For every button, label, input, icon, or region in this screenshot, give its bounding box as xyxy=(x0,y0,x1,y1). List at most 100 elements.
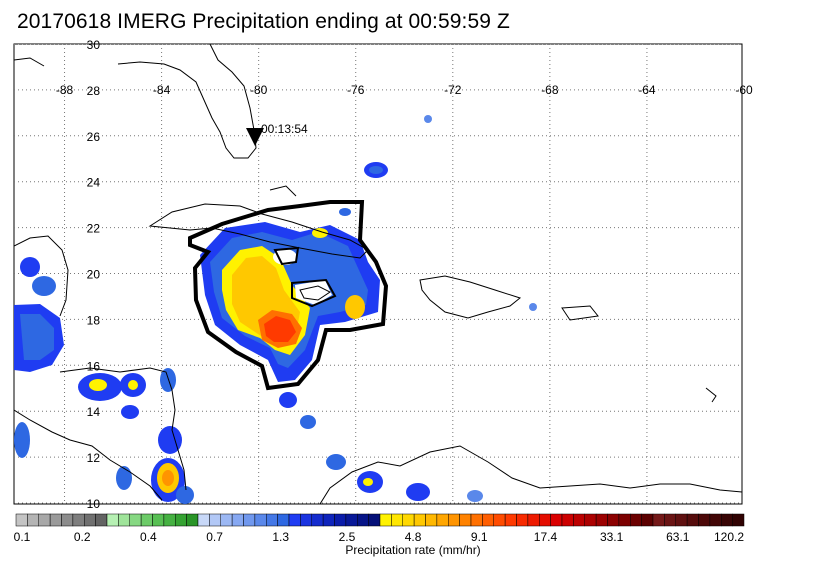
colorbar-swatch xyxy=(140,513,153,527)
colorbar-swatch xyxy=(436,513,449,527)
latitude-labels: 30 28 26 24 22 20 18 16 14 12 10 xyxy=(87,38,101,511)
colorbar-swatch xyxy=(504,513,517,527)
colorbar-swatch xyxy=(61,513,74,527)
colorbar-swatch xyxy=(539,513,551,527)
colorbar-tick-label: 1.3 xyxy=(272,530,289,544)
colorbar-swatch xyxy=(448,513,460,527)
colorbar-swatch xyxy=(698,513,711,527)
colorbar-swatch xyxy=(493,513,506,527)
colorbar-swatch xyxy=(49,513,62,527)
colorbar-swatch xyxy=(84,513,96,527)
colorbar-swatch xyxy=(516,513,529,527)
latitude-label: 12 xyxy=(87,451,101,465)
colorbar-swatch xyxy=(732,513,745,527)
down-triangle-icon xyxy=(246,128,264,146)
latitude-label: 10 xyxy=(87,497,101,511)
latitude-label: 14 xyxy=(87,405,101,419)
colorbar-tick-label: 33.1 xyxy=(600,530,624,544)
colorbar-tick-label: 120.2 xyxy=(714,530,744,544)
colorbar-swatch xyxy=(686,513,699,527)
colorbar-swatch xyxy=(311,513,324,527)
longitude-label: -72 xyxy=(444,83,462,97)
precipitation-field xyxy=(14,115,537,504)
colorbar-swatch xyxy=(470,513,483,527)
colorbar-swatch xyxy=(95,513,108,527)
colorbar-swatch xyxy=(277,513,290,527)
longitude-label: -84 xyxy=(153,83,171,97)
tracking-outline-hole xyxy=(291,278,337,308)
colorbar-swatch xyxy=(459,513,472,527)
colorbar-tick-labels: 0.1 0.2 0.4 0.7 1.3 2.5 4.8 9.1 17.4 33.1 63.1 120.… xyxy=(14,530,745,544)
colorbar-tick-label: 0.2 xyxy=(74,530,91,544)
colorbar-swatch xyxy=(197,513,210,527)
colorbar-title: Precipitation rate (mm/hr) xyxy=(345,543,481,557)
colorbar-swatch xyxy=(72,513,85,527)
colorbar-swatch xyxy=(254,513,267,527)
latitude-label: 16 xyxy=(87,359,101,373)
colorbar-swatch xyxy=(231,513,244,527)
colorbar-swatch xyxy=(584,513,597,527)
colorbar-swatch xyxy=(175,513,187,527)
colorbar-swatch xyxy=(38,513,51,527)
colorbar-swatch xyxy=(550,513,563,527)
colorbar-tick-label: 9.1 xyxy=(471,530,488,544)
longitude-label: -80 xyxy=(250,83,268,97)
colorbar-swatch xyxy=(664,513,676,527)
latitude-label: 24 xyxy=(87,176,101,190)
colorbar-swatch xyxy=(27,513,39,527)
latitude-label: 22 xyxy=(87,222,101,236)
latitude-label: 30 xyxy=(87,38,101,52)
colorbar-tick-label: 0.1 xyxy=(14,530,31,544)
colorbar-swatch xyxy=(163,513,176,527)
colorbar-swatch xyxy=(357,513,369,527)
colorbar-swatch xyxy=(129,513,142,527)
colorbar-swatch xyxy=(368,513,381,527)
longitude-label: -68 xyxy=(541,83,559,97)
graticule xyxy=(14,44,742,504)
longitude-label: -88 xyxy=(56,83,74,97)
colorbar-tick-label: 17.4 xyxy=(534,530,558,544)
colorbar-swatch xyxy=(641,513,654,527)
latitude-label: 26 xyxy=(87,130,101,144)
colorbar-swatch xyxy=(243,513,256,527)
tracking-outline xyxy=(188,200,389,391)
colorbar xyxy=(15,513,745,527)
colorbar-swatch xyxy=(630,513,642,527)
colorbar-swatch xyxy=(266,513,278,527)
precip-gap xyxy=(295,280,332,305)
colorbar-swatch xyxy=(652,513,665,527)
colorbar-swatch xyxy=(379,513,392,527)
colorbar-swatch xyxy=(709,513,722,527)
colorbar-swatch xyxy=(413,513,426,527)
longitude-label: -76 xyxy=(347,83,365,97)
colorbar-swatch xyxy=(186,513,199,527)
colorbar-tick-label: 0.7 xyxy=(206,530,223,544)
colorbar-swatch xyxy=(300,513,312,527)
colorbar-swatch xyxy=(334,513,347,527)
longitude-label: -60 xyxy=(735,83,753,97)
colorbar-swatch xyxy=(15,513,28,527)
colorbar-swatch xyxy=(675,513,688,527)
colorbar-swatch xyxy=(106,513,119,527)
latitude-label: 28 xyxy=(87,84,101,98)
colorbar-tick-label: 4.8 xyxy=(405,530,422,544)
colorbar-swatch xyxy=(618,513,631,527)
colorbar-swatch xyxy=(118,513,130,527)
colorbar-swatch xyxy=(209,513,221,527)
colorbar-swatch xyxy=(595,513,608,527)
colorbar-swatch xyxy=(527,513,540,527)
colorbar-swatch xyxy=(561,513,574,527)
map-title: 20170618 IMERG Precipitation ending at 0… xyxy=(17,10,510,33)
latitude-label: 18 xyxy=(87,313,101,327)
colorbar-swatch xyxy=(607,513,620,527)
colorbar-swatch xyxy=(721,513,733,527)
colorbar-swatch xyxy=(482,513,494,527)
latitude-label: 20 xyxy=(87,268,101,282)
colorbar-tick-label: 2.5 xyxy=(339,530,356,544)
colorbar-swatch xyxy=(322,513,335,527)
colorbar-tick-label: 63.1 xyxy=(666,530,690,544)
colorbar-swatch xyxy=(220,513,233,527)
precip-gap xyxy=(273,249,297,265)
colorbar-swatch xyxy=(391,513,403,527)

Problem description>
Please return all of the items above unchanged, line for line, and leave the pictures out.

Task result>
For every button, label, input, icon, or region in this screenshot, give its bounding box as xyxy=(x0,y0,x1,y1). List at most 100 elements.
colorbar-swatch xyxy=(140,513,153,527)
colorbar-swatch xyxy=(436,513,449,527)
latitude-labels: 30 28 26 24 22 20 18 16 14 12 10 xyxy=(87,38,101,511)
colorbar-swatch xyxy=(504,513,517,527)
colorbar-swatch xyxy=(61,513,74,527)
colorbar-swatch xyxy=(539,513,551,527)
colorbar-tick-label: 1.3 xyxy=(272,530,289,544)
colorbar-swatch xyxy=(448,513,460,527)
colorbar-swatch xyxy=(698,513,711,527)
colorbar-swatch xyxy=(493,513,506,527)
colorbar-swatch xyxy=(49,513,62,527)
colorbar-swatch xyxy=(84,513,96,527)
colorbar-swatch xyxy=(516,513,529,527)
latitude-label: 12 xyxy=(87,451,101,465)
colorbar-swatch xyxy=(732,513,745,527)
down-triangle-icon xyxy=(246,128,264,146)
latitude-label: 10 xyxy=(87,497,101,511)
latitude-label: 14 xyxy=(87,405,101,419)
colorbar-tick-label: 33.1 xyxy=(600,530,624,544)
colorbar-tick-label: 120.2 xyxy=(714,530,744,544)
colorbar-swatch xyxy=(686,513,699,527)
colorbar-swatch xyxy=(311,513,324,527)
longitude-label: -72 xyxy=(444,83,462,97)
precipitation-field xyxy=(14,115,537,504)
colorbar-swatch xyxy=(470,513,483,527)
colorbar-swatch xyxy=(95,513,108,527)
colorbar-swatch xyxy=(277,513,290,527)
longitude-label: -84 xyxy=(153,83,171,97)
tracking-outline-hole xyxy=(291,278,337,308)
colorbar-swatch xyxy=(459,513,472,527)
colorbar-tick-labels: 0.1 0.2 0.4 0.7 1.3 2.5 4.8 9.1 17.4 33.1 63.1 120.… xyxy=(14,530,745,544)
colorbar-tick-label: 0.2 xyxy=(74,530,91,544)
colorbar-swatch xyxy=(197,513,210,527)
colorbar-title: Precipitation rate (mm/hr) xyxy=(345,543,481,557)
colorbar-swatch xyxy=(72,513,85,527)
colorbar-swatch xyxy=(254,513,267,527)
latitude-label: 16 xyxy=(87,359,101,373)
colorbar-swatch xyxy=(231,513,244,527)
colorbar-swatch xyxy=(584,513,597,527)
colorbar-swatch xyxy=(175,513,187,527)
colorbar-swatch xyxy=(38,513,51,527)
colorbar-swatch xyxy=(550,513,563,527)
colorbar-tick-label: 9.1 xyxy=(471,530,488,544)
longitude-label: -80 xyxy=(250,83,268,97)
colorbar-swatch xyxy=(664,513,676,527)
latitude-label: 24 xyxy=(87,176,101,190)
colorbar-swatch xyxy=(27,513,39,527)
latitude-label: 22 xyxy=(87,222,101,236)
latitude-label: 30 xyxy=(87,38,101,52)
colorbar-tick-label: 0.1 xyxy=(14,530,31,544)
colorbar-swatch xyxy=(163,513,176,527)
colorbar-swatch xyxy=(357,513,369,527)
colorbar-swatch xyxy=(129,513,142,527)
colorbar-swatch xyxy=(368,513,381,527)
longitude-label: -68 xyxy=(541,83,559,97)
graticule xyxy=(14,44,742,504)
longitude-label: -88 xyxy=(56,83,74,97)
colorbar-tick-label: 17.4 xyxy=(534,530,558,544)
colorbar-swatch xyxy=(641,513,654,527)
latitude-label: 26 xyxy=(87,130,101,144)
colorbar-swatch xyxy=(243,513,256,527)
tracking-outline xyxy=(188,200,389,391)
colorbar xyxy=(15,513,745,527)
colorbar-swatch xyxy=(630,513,642,527)
colorbar-swatch xyxy=(266,513,278,527)
precip-gap xyxy=(295,280,332,305)
colorbar-swatch xyxy=(652,513,665,527)
colorbar-swatch xyxy=(379,513,392,527)
colorbar-swatch xyxy=(709,513,722,527)
colorbar-swatch xyxy=(413,513,426,527)
longitude-label: -76 xyxy=(347,83,365,97)
colorbar-swatch xyxy=(186,513,199,527)
colorbar-tick-label: 0.7 xyxy=(206,530,223,544)
colorbar-swatch xyxy=(300,513,312,527)
colorbar-swatch xyxy=(334,513,347,527)
longitude-label: -60 xyxy=(735,83,753,97)
colorbar-swatch xyxy=(15,513,28,527)
colorbar-swatch xyxy=(675,513,688,527)
colorbar-swatch xyxy=(106,513,119,527)
latitude-label: 28 xyxy=(87,84,101,98)
colorbar-tick-label: 4.8 xyxy=(405,530,422,544)
colorbar-swatch xyxy=(618,513,631,527)
colorbar-swatch xyxy=(118,513,130,527)
colorbar-swatch xyxy=(209,513,221,527)
colorbar-swatch xyxy=(595,513,608,527)
colorbar-swatch xyxy=(527,513,540,527)
colorbar-swatch xyxy=(561,513,574,527)
map-title: 20170618 IMERG Precipitation ending at 0… xyxy=(17,10,510,33)
latitude-label: 18 xyxy=(87,313,101,327)
colorbar-swatch xyxy=(607,513,620,527)
colorbar-swatch xyxy=(721,513,733,527)
colorbar-swatch xyxy=(482,513,494,527)
latitude-label: 20 xyxy=(87,268,101,282)
colorbar-tick-label: 2.5 xyxy=(339,530,356,544)
colorbar-swatch xyxy=(322,513,335,527)
colorbar-tick-label: 63.1 xyxy=(666,530,690,544)
colorbar-swatch xyxy=(220,513,233,527)
precip-gap xyxy=(273,249,297,265)
colorbar-swatch xyxy=(391,513,403,527)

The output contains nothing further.